[START]

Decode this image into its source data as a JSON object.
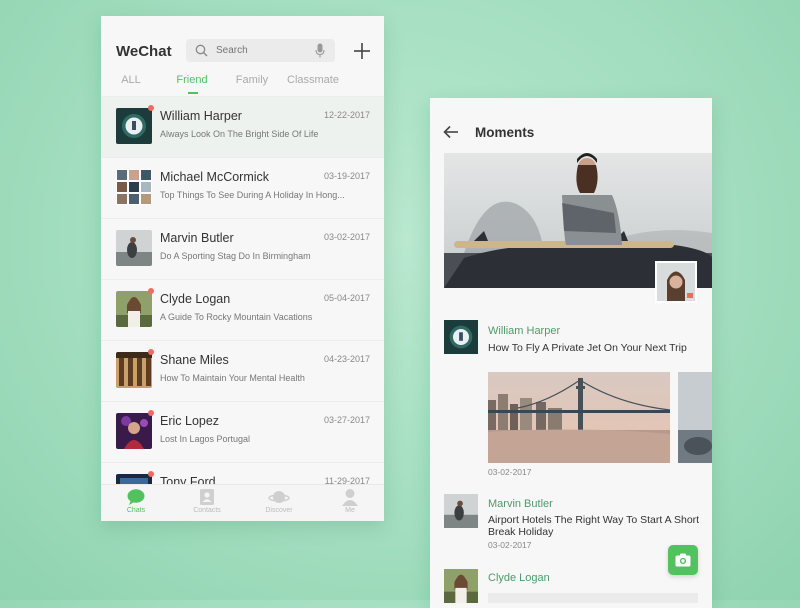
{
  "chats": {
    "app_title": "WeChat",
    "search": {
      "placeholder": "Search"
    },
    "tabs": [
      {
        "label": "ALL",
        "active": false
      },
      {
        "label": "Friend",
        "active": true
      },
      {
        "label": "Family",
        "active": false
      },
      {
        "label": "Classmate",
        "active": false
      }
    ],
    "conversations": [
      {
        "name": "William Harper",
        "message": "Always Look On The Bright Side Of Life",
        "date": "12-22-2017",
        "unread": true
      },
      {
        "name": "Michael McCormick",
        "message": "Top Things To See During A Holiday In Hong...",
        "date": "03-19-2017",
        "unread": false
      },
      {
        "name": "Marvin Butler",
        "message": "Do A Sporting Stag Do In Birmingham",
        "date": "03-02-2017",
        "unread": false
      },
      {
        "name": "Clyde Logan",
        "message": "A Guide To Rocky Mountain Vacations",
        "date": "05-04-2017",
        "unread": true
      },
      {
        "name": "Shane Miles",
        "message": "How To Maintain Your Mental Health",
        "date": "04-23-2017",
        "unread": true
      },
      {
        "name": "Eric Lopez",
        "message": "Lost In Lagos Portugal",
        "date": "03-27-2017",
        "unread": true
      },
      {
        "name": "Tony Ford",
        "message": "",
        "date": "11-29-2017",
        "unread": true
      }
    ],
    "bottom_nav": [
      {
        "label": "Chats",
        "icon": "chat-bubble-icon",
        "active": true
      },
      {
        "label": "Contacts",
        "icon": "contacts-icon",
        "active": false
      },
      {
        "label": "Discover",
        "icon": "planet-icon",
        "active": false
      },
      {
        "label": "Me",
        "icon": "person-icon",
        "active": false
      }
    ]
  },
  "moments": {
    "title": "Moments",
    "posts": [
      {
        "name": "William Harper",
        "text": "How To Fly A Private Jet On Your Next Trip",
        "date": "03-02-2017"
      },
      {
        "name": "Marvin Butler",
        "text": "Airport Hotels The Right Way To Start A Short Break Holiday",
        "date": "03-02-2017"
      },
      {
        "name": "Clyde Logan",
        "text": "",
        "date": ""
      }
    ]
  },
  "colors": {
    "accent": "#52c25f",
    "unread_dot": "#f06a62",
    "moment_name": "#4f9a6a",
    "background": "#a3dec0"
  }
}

[END]

Instruction — Every entry should be returned exactly as written, minus the pictures.

Solution —
Decode this image into its source data as a JSON object.
{
  "chats": {
    "app_title": "WeChat",
    "search": {
      "placeholder": "Search"
    },
    "tabs": [
      {
        "label": "ALL",
        "active": false
      },
      {
        "label": "Friend",
        "active": true
      },
      {
        "label": "Family",
        "active": false
      },
      {
        "label": "Classmate",
        "active": false
      }
    ],
    "conversations": [
      {
        "name": "William Harper",
        "message": "Always Look On The Bright Side Of Life",
        "date": "12-22-2017",
        "unread": true
      },
      {
        "name": "Michael McCormick",
        "message": "Top Things To See During A Holiday In Hong...",
        "date": "03-19-2017",
        "unread": false
      },
      {
        "name": "Marvin Butler",
        "message": "Do A Sporting Stag Do In Birmingham",
        "date": "03-02-2017",
        "unread": false
      },
      {
        "name": "Clyde Logan",
        "message": "A Guide To Rocky Mountain Vacations",
        "date": "05-04-2017",
        "unread": true
      },
      {
        "name": "Shane Miles",
        "message": "How To Maintain Your Mental Health",
        "date": "04-23-2017",
        "unread": true
      },
      {
        "name": "Eric Lopez",
        "message": "Lost In Lagos Portugal",
        "date": "03-27-2017",
        "unread": true
      },
      {
        "name": "Tony Ford",
        "message": "",
        "date": "11-29-2017",
        "unread": true
      }
    ],
    "bottom_nav": [
      {
        "label": "Chats",
        "icon": "chat-bubble-icon",
        "active": true
      },
      {
        "label": "Contacts",
        "icon": "contacts-icon",
        "active": false
      },
      {
        "label": "Discover",
        "icon": "planet-icon",
        "active": false
      },
      {
        "label": "Me",
        "icon": "person-icon",
        "active": false
      }
    ]
  },
  "moments": {
    "title": "Moments",
    "posts": [
      {
        "name": "William Harper",
        "text": "How To Fly A Private Jet On Your Next Trip",
        "date": "03-02-2017"
      },
      {
        "name": "Marvin Butler",
        "text": "Airport Hotels The Right Way To Start A Short Break Holiday",
        "date": "03-02-2017"
      },
      {
        "name": "Clyde Logan",
        "text": "",
        "date": ""
      }
    ]
  },
  "colors": {
    "accent": "#52c25f",
    "unread_dot": "#f06a62",
    "moment_name": "#4f9a6a",
    "background": "#a3dec0"
  }
}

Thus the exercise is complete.